-- start Records for processing --

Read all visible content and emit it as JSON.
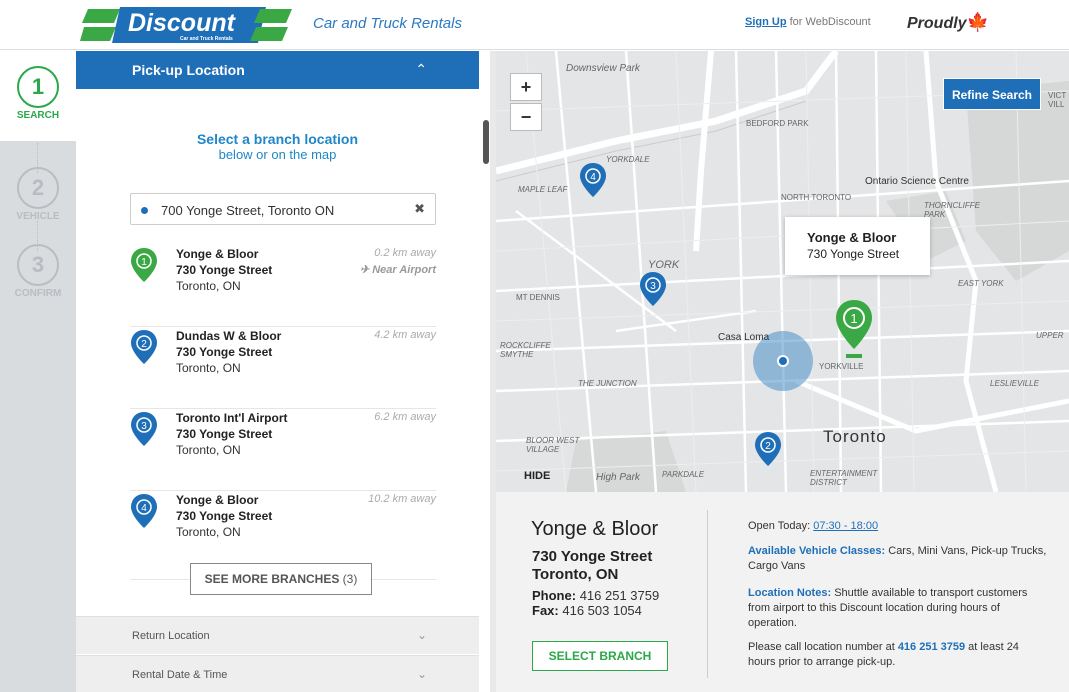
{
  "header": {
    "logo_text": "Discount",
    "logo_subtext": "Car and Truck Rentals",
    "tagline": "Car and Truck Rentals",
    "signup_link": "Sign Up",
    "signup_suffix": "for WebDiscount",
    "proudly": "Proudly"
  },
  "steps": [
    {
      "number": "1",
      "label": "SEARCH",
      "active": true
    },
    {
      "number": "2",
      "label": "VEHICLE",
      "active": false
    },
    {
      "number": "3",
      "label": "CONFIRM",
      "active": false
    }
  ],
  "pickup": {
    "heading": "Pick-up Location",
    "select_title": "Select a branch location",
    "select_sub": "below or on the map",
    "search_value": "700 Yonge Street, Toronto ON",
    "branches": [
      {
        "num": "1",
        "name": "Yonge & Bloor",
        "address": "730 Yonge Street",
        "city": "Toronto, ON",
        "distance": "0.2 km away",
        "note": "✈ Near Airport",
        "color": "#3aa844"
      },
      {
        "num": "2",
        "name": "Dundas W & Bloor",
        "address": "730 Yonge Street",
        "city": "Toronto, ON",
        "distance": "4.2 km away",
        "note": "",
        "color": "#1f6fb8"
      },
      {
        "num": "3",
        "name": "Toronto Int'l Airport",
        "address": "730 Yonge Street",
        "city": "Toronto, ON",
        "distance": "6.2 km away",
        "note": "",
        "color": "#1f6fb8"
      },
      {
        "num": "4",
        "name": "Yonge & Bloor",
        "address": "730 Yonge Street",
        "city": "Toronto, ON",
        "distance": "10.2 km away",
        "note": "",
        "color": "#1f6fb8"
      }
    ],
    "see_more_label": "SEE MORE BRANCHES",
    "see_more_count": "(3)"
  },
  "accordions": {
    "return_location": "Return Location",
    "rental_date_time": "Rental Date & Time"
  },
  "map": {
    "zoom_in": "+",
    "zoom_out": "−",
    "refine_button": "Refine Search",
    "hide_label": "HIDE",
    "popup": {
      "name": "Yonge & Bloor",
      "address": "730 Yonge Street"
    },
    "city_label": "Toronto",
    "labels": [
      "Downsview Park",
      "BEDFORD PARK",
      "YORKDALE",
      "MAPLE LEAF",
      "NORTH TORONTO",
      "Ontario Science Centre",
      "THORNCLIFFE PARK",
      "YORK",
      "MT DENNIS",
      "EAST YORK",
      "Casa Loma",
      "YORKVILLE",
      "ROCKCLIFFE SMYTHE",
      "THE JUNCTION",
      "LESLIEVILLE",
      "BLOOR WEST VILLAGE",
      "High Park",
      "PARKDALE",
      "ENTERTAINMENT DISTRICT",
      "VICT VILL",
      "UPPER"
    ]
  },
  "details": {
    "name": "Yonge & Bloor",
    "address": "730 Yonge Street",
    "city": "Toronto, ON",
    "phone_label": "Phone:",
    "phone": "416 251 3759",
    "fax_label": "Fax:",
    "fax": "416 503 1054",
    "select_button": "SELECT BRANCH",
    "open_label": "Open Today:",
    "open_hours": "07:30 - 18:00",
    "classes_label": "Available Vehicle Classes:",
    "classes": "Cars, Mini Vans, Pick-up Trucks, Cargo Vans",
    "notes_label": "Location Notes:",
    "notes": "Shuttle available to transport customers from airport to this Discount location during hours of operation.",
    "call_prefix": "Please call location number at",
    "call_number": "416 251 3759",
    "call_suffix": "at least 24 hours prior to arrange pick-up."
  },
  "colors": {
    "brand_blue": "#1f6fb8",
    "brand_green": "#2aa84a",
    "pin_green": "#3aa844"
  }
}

-- end Records for processing --

- Instructions for the task
Leave out the pictures and return every record word for word.

- Answer
Read all visible content and emit it as JSON.
{
  "header": {
    "logo_text": "Discount",
    "logo_subtext": "Car and Truck Rentals",
    "tagline": "Car and Truck Rentals",
    "signup_link": "Sign Up",
    "signup_suffix": "for WebDiscount",
    "proudly": "Proudly"
  },
  "steps": [
    {
      "number": "1",
      "label": "SEARCH",
      "active": true
    },
    {
      "number": "2",
      "label": "VEHICLE",
      "active": false
    },
    {
      "number": "3",
      "label": "CONFIRM",
      "active": false
    }
  ],
  "pickup": {
    "heading": "Pick-up Location",
    "select_title": "Select a branch location",
    "select_sub": "below or on the map",
    "search_value": "700 Yonge Street, Toronto ON",
    "branches": [
      {
        "num": "1",
        "name": "Yonge & Bloor",
        "address": "730 Yonge Street",
        "city": "Toronto, ON",
        "distance": "0.2 km away",
        "note": "✈ Near Airport",
        "color": "#3aa844"
      },
      {
        "num": "2",
        "name": "Dundas W & Bloor",
        "address": "730 Yonge Street",
        "city": "Toronto, ON",
        "distance": "4.2 km away",
        "note": "",
        "color": "#1f6fb8"
      },
      {
        "num": "3",
        "name": "Toronto Int'l Airport",
        "address": "730 Yonge Street",
        "city": "Toronto, ON",
        "distance": "6.2 km away",
        "note": "",
        "color": "#1f6fb8"
      },
      {
        "num": "4",
        "name": "Yonge & Bloor",
        "address": "730 Yonge Street",
        "city": "Toronto, ON",
        "distance": "10.2 km away",
        "note": "",
        "color": "#1f6fb8"
      }
    ],
    "see_more_label": "SEE MORE BRANCHES",
    "see_more_count": "(3)"
  },
  "accordions": {
    "return_location": "Return Location",
    "rental_date_time": "Rental Date & Time"
  },
  "map": {
    "zoom_in": "+",
    "zoom_out": "−",
    "refine_button": "Refine Search",
    "hide_label": "HIDE",
    "popup": {
      "name": "Yonge & Bloor",
      "address": "730 Yonge Street"
    },
    "city_label": "Toronto",
    "labels": [
      "Downsview Park",
      "BEDFORD PARK",
      "YORKDALE",
      "MAPLE LEAF",
      "NORTH TORONTO",
      "Ontario Science Centre",
      "THORNCLIFFE PARK",
      "YORK",
      "MT DENNIS",
      "EAST YORK",
      "Casa Loma",
      "YORKVILLE",
      "ROCKCLIFFE SMYTHE",
      "THE JUNCTION",
      "LESLIEVILLE",
      "BLOOR WEST VILLAGE",
      "High Park",
      "PARKDALE",
      "ENTERTAINMENT DISTRICT",
      "VICT VILL",
      "UPPER"
    ]
  },
  "details": {
    "name": "Yonge & Bloor",
    "address": "730 Yonge Street",
    "city": "Toronto, ON",
    "phone_label": "Phone:",
    "phone": "416 251 3759",
    "fax_label": "Fax:",
    "fax": "416 503 1054",
    "select_button": "SELECT BRANCH",
    "open_label": "Open Today:",
    "open_hours": "07:30 - 18:00",
    "classes_label": "Available Vehicle Classes:",
    "classes": "Cars, Mini Vans, Pick-up Trucks, Cargo Vans",
    "notes_label": "Location Notes:",
    "notes": "Shuttle available to transport customers from airport to this Discount location during hours of operation.",
    "call_prefix": "Please call location number at",
    "call_number": "416 251 3759",
    "call_suffix": "at least 24 hours prior to arrange pick-up."
  },
  "colors": {
    "brand_blue": "#1f6fb8",
    "brand_green": "#2aa84a",
    "pin_green": "#3aa844"
  }
}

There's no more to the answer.